(Records from a data collection)
---

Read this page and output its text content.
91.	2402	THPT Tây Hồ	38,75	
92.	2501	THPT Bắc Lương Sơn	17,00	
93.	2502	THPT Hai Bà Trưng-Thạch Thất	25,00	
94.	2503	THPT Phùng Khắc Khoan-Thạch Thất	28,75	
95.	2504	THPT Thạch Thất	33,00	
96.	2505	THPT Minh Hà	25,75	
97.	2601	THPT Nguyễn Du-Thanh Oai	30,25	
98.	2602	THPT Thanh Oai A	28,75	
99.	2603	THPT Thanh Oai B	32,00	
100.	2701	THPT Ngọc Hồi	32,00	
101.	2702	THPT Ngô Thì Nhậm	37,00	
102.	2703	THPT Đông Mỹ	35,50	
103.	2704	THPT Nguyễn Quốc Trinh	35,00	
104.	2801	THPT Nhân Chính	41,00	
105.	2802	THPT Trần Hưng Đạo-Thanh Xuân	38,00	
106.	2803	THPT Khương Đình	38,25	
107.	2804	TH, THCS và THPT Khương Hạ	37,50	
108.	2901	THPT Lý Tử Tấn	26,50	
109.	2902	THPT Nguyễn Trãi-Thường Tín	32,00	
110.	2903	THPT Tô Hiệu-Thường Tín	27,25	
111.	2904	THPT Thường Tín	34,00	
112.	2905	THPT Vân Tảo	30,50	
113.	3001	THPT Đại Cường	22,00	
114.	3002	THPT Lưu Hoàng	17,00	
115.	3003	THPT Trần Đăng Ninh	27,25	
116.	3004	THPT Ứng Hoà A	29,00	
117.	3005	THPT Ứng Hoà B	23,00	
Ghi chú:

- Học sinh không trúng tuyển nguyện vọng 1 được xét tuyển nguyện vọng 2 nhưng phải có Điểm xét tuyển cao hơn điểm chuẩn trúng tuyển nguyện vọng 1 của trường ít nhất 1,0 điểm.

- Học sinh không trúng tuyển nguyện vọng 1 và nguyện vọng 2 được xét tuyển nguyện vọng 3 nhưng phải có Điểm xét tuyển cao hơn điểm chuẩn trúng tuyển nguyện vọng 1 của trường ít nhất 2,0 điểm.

---

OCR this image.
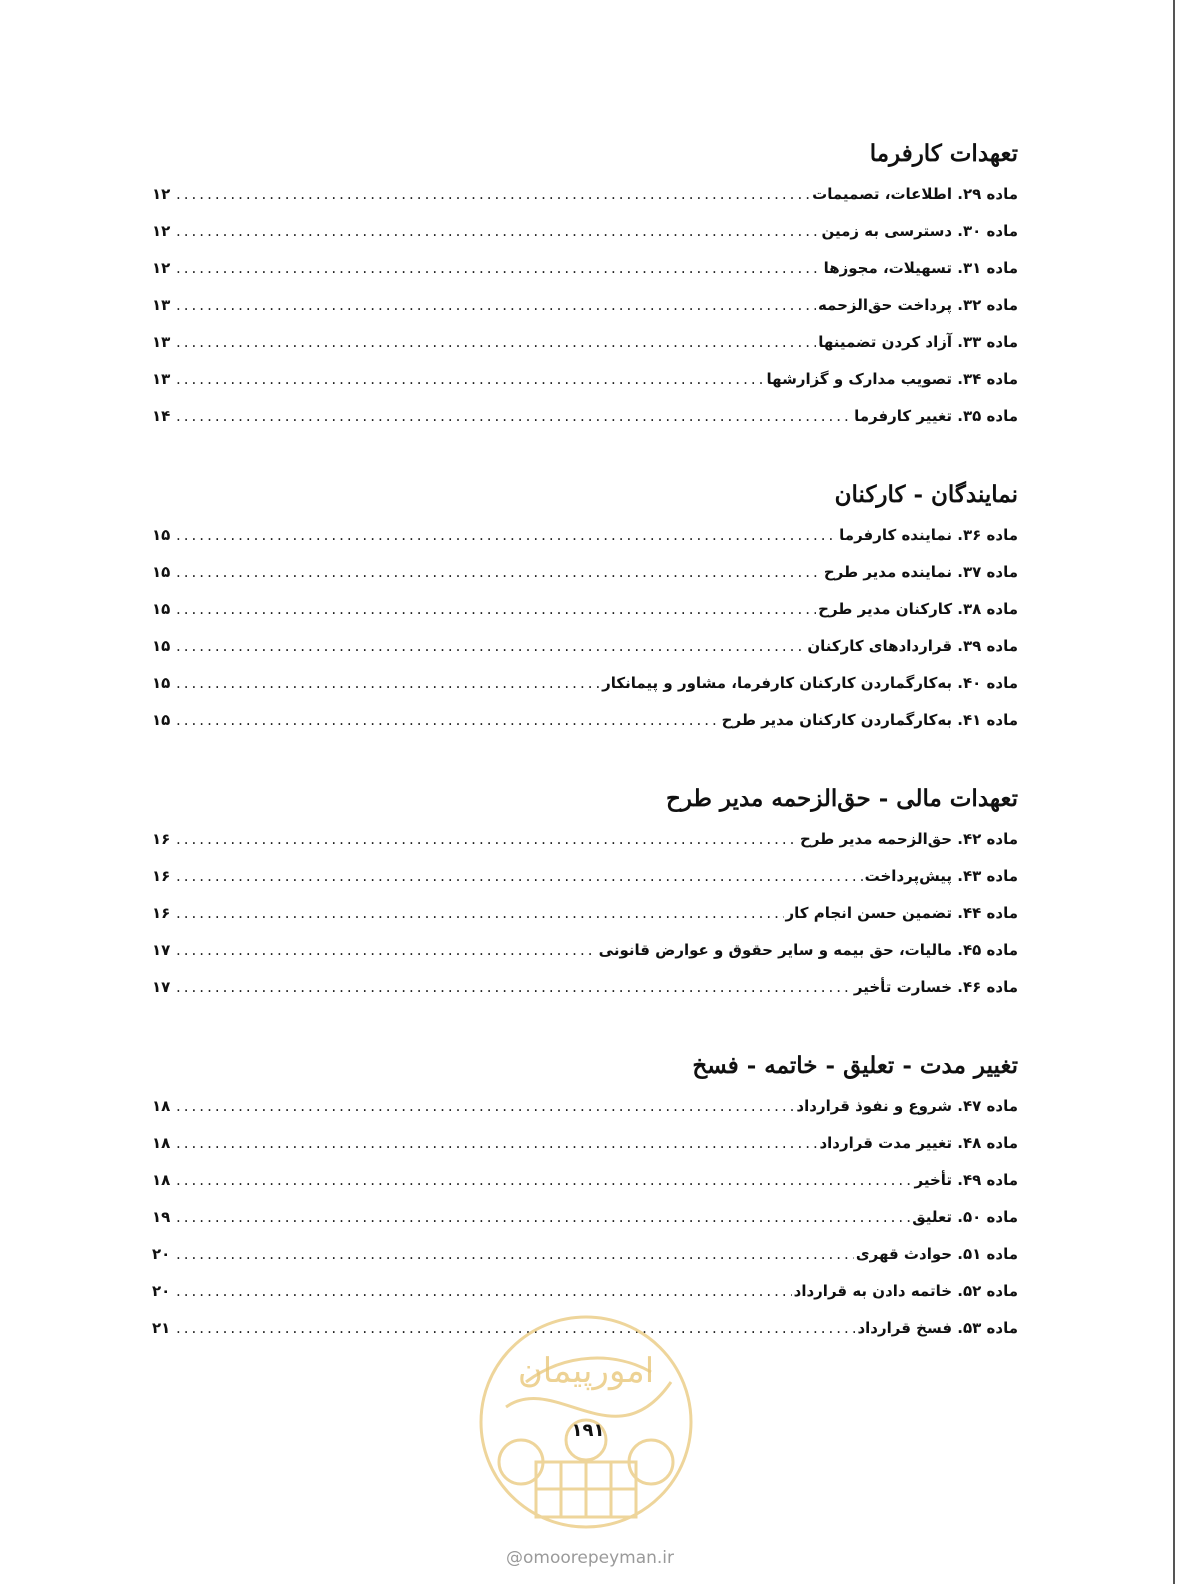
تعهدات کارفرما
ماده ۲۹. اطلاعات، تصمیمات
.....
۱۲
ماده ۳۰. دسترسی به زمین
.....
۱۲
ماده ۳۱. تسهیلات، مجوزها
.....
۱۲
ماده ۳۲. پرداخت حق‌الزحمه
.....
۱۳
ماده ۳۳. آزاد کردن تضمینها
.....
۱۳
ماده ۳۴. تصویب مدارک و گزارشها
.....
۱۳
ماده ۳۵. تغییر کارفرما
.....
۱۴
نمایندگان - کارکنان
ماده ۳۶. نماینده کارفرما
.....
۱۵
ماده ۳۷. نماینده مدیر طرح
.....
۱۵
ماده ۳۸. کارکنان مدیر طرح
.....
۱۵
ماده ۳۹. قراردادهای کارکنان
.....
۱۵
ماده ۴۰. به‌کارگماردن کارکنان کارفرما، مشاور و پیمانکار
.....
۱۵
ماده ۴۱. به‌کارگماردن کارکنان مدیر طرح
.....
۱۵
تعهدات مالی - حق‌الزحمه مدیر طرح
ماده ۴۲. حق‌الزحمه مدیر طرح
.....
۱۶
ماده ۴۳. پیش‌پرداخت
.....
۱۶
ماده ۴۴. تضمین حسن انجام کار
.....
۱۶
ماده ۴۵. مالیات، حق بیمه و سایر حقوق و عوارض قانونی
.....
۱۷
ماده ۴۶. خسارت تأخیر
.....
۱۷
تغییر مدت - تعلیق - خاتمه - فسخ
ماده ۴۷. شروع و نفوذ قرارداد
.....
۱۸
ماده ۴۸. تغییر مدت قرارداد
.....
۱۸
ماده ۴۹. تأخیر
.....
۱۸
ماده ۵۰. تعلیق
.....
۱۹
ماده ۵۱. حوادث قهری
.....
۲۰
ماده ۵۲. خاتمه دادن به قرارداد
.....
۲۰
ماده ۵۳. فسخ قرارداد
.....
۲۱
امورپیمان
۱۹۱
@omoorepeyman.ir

---

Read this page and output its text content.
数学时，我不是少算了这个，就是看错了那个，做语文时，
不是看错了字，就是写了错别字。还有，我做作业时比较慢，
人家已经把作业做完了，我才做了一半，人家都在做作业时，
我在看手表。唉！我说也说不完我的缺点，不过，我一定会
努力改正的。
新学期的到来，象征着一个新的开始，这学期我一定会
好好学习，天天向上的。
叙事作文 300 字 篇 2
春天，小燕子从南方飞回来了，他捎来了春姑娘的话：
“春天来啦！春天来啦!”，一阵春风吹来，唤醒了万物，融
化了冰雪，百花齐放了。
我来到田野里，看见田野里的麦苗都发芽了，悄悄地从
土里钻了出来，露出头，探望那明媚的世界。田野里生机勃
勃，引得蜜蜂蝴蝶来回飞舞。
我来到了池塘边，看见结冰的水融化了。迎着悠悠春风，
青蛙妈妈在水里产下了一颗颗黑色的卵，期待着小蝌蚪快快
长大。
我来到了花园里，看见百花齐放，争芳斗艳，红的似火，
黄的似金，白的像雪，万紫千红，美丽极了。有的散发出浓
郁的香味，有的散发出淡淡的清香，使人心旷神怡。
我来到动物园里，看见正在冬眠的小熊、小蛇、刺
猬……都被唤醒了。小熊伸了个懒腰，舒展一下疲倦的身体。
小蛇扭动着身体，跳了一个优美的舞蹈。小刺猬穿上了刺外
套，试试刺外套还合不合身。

---

▶ WRITTEN PROBLEM:
Using the material above, report each line where "Thất" occurs.

▶ EXPECTED ANSWER:
93.	2502	THPT Hai Bà Trưng-Thạch Thất	25,00	
94.	2503	THPT Phùng Khắc Khoan-Thạch Thất	28,75	
95.	2504	THPT Thạch Thất	33,00	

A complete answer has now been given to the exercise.